# [Directions]
**a.** From the article about the Oklahoma court ruling, repeat the passage starting with "WTF: Oklahoma court" and going on through "from drinking alcohol." word for word.
**b.** List every place that the article about the Oklahoma court ruling says the girl was at or was taken to.

Passage shown Block Start

WTF: Oklahoma court says oral sex is not rape if victim is unconscious from alcohol
We’re almost too stunned to believe it: back in March, an Oklahoma ruled that oral sex is not rape if the victim is unconscious from drinking alcohol.
This specific ruling is based on a 2014 case that alleged that a 17-year-old boy forced a 16-year-old girl to perform oral sex while she was heavily intoxicated. The UK’s Guardian reports that after drinking in the park, the boy drove the girl to her grandmother’s house. From there, she was taken the hospital, where they found the boy’s DNA around her mouth and on the back of her leg.
While the boy claims the girl consented to oral sex, the girl told investigators that she didn’t remember anything after leaving the park. He was charged with forcible sodomy before the court concluded that “forcible sodomy cannot occur where a victim is so intoxicated as to be completely unconscious at the time of the sexual act of oral copulation.”
This may sound unbelievable, but it’s based on a technicality. While the applicable statute lists what constitutes “forcible,” it makes no mention of intoxication, so that could not be taken into consideration in the ruling. “We will not, in order to justify prosecution of a person for an offense, enlarge a statute beyond the fair meaning of its language,” the decision concluded.

Passage shown Block End
Information Block Start

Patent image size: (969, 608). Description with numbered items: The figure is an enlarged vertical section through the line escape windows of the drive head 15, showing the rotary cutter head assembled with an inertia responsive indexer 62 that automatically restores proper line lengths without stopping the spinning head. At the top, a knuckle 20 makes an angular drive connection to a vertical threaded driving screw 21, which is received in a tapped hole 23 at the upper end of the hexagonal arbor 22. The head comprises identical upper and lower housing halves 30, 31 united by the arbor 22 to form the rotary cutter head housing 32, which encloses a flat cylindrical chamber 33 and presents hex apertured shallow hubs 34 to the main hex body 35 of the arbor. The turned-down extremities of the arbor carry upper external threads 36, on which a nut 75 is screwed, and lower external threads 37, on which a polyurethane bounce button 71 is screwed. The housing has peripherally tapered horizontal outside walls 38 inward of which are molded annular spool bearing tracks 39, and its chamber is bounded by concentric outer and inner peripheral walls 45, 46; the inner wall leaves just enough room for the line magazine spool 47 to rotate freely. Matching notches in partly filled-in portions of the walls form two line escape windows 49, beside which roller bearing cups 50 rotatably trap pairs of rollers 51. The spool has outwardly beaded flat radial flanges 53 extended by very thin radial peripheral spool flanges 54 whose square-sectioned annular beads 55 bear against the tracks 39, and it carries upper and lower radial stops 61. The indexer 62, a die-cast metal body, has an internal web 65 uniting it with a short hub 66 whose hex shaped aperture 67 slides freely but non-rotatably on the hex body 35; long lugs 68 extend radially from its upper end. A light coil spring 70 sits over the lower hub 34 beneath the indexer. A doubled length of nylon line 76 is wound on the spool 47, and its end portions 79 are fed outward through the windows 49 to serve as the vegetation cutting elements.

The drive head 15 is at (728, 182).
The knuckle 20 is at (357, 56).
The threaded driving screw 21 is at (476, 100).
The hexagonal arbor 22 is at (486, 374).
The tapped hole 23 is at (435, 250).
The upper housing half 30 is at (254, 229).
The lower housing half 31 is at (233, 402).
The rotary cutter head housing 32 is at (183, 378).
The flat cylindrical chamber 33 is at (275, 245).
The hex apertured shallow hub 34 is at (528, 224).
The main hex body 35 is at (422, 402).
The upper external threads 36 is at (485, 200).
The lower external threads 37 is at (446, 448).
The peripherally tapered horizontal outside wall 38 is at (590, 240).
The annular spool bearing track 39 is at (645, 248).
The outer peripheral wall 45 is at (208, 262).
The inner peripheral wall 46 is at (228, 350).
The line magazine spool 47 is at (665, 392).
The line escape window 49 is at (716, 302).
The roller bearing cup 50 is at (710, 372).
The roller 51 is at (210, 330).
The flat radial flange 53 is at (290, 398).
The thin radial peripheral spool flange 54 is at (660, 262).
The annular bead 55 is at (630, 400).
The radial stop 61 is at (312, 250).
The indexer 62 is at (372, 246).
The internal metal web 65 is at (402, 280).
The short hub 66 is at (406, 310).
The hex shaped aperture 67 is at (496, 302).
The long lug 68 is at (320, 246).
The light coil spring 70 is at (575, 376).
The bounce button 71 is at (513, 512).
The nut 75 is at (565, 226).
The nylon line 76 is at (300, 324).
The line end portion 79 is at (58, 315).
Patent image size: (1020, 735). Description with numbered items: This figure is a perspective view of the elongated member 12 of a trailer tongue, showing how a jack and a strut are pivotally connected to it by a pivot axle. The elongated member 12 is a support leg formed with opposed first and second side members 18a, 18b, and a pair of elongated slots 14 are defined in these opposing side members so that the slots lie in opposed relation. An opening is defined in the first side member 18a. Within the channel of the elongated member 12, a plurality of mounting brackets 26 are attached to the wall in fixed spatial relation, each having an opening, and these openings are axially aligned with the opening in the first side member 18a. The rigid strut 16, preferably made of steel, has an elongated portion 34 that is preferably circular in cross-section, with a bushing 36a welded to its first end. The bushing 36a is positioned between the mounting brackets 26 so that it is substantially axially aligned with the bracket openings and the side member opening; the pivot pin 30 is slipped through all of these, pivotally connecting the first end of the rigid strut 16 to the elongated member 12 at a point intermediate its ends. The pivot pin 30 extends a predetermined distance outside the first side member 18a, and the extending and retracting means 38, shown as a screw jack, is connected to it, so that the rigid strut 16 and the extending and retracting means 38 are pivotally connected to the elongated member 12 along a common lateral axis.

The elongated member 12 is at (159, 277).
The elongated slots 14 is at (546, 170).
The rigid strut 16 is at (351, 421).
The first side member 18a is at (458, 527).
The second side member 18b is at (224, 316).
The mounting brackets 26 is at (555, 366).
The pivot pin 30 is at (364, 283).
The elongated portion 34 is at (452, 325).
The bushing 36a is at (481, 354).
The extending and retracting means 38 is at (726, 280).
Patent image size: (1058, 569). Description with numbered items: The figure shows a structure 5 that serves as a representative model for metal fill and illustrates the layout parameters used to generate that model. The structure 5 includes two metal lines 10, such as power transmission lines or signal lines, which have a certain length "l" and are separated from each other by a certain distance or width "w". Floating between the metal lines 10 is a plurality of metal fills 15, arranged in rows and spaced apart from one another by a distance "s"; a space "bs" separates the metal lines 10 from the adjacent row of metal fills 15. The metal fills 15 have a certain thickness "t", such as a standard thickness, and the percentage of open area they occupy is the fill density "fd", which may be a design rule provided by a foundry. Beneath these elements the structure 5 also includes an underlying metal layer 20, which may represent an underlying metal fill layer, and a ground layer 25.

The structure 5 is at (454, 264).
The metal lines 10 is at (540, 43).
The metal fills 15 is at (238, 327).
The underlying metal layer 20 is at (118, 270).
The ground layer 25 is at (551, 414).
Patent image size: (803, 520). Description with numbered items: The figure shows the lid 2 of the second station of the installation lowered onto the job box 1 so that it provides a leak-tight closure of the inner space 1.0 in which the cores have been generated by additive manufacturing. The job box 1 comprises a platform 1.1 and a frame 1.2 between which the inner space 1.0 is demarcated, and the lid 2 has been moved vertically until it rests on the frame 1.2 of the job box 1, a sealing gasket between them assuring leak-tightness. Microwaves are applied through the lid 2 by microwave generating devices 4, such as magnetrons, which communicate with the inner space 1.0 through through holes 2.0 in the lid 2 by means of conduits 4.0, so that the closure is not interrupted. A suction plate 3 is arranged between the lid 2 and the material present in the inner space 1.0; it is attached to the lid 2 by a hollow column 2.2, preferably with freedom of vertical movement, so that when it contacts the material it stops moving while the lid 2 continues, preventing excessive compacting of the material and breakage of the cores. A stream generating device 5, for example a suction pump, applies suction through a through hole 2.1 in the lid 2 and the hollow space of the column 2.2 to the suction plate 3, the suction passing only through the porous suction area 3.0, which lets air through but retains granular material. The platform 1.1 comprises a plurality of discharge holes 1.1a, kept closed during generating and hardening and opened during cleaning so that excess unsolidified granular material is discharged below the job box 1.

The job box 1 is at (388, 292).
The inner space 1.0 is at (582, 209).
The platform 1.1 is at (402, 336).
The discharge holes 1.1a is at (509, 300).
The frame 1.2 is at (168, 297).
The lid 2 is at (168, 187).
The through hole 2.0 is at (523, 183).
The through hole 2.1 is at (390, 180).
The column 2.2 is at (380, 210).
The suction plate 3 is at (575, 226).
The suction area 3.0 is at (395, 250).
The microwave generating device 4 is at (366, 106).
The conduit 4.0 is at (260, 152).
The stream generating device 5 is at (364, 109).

Information Block End

# [Task-by-task answers]
**a.**
WTF: Oklahoma court says oral sex is not rape if victim is unconscious from alcohol
We’re almost too stunned to believe it: back in March, an Oklahoma ruled that oral sex is not rape if the victim is unconscious from drinking alcohol.

**b.**
the park
her grandmother's house
the hospital